*Dokumentauszug*.
◇ ◇ ◇ ◇ ◇
Oberlandesgericht Oldenburg
Urt. v. 14.02.1996, Az.: 2 U 296/95
Schadensersatzanspruch nach der Durchführung eines Schwerlastverkehrs auf einer Nebenstraße; Begrenzung des Gemeingebrauchs auf den Umfang der Widmung; Bestimmung einer Verbindungsstraße für den Betrieb eines Schwerlastverkehrs; Überschreitung des Gemeingebrauchs
Bibliographie
- Gericht
- OLG Oldenburg
- Datum
- 14.02.1996
- Aktenzeichen
- 2 U 296/95
- Entscheidungsform
- Urteil
- Referenz
- WKRS 1996, 21031
- Entscheidungsname
- [keine Angabe]
- ECLI
- ECLI:DE:OLGOL:1996:0214.2U296.95.0A
Rechtsgrundlagen
- § 7 Abs. 1 StVG
- § 7 Abs. 2 StVG
- § 9 StVG
- § 254 BGB
- § 823 BGB
- § 831 BGB
Amtlicher Leitsatz
Schadensersatz für Straßenschäden bei Überschreitung des Gemeingebrauchs durch Eröffnung eines über Wochen hinweg geplanten Schwerlastverkehrs auf Nebenstraße.
Gründe
Die Klägerin hat dem Grunde nach aus §§ 7 Abs. 1 StVG, 823 ff, 831 Abs. 1 BGB einen Anspruch auf Schadensersatz wegen der Schäden, die durch den von den Fahrzeugen der Beklagten eröffneten Schwerlastverkehr an der im Eigentum der Klägerin stehenden Verbindungsstraße entstanden sind.
Eine durch bestimmungswidrige Benutzung eintretende Beschädigung einer Straße durch Kraftfahrzeuge löst neben der Verschuldenshaftung nach den §§ 823 ff, 831 BGB auch die verschuldensunabhängige Halterhaftung nach § 7 StVG aus (Kodal-Grote, Straßenrecht, 5. A., Rnr. 33.2, 29.2, 28.2., Schneider MDR 94, 193, 194). Die Beklagte haftet deshalb grundsätzlich schon aus § 7 Abs. 1 StVG als Halterin der Lastkraftwagen, die die Verbindungsstraße bestimmungswidrig befahren und dabei auf Grund ihres Gewichts den Straßenbelag eingedrückt und Rissbildungen verursacht haben.
◇ ◇ ◇ ◇ ◇
*Datenauszug*.
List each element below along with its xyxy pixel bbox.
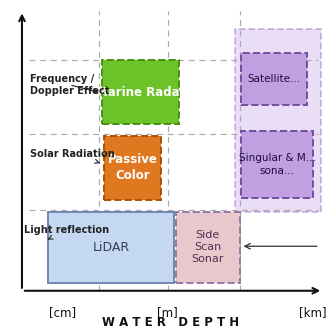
◇ ◇ ◇ ◇ ◇
*Zu bearbeiten*.
1. Gib bitte aus dem Urteil den Abschnitt von „Eine durch bestimmungswidrige“ bis einschließlich „Rissbildungen verursacht haben.“ wortgetreu wieder.
2. Nach welcher Vorschrift haftet die Beklagte laut dem Urteil grundsätzlich schon als Halterin der Lastkraftwagen?
3. Stimmen die folgenden Aussagen mit dem Urteil überein? Beantworte jede mit Ja oder Nein und zitiere die entscheidenden Worte.
(a) Die Verbindungsstraße steht im Eigentum der Klägerin.
(b) Die bestimmungswidrige Beschädigung einer Straße durch Kraftfahrzeuge löst nur die Verschuldenshaftung aus.
(c) Die Lastkraftwagen haben den Straßenbelag eingedrückt und Rissbildungen verursacht.

*Lösungen*.
1.
Eine durch bestimmungswidrige Benutzung eintretende Beschädigung einer Straße durch Kraftfahrzeuge löst neben der Verschuldenshaftung nach den §§ 823 ff, 831 BGB auch die verschuldensunabhängige Halterhaftung nach § 7 StVG aus (Kodal-Grote, Straßenrecht, 5. A., Rnr. 33.2, 29.2, 28.2., Schneider MDR 94, 193, 194). Die Beklagte haftet deshalb grundsätzlich schon aus § 7 Abs. 1 StVG als Halterin der Lastkraftwagen, die die Verbindungsstraße bestimmungswidrig befahren und dabei auf Grund ihres Gewichts den Straßenbelag eingedrückt und Rissbildungen verursacht haben.

2. Nach § 7 Abs. 1 StVG.

3.
(a) Ja: „an der im Eigentum der Klägerin stehenden Verbindungsstraße“
(b) Nein: „neben der Verschuldenshaftung nach den §§ 823 ff, 831 BGB auch die verschuldensunabhängige Halterhaftung nach § 7 StVG“
(c) Ja: „den Straßenbelag eingedrückt und Rissbildungen verursacht“